What you should do:
What follows is a set of records, each of which is to be written out exactly.

* BEGIN Input *

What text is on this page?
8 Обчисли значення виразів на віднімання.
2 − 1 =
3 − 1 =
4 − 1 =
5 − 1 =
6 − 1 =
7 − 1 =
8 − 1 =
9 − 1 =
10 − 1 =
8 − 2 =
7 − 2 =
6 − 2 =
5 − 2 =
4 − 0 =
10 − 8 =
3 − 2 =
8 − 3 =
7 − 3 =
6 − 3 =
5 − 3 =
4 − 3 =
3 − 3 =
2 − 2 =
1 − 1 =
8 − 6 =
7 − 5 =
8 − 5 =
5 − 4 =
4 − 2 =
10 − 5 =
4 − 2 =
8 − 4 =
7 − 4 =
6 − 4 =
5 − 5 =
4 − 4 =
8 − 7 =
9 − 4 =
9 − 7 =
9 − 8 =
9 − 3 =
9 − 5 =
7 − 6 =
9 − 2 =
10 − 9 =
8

* END Input *

Task answer:
What text is on this page?
8 Обчисли значення виразів на віднімання.
2 − 1 =
3 − 1 =
4 − 1 =
5 − 1 =
6 − 1 =
7 − 1 =
8 − 1 =
9 − 1 =
10 − 1 =
8 − 2 =
7 − 2 =
6 − 2 =
5 − 2 =
4 − 0 =
10 − 8 =
3 − 2 =
8 − 3 =
7 − 3 =
6 − 3 =
5 − 3 =
4 − 3 =
3 − 3 =
2 − 2 =
1 − 1 =
8 − 6 =
7 − 5 =
8 − 5 =
5 − 4 =
4 − 2 =
10 − 5 =
4 − 2 =
8 − 4 =
7 − 4 =
6 − 4 =
5 − 5 =
4 − 4 =
8 − 7 =
9 − 4 =
9 − 7 =
9 − 8 =
9 − 3 =
9 − 5 =
7 − 6 =
9 − 2 =
10 − 9 =
8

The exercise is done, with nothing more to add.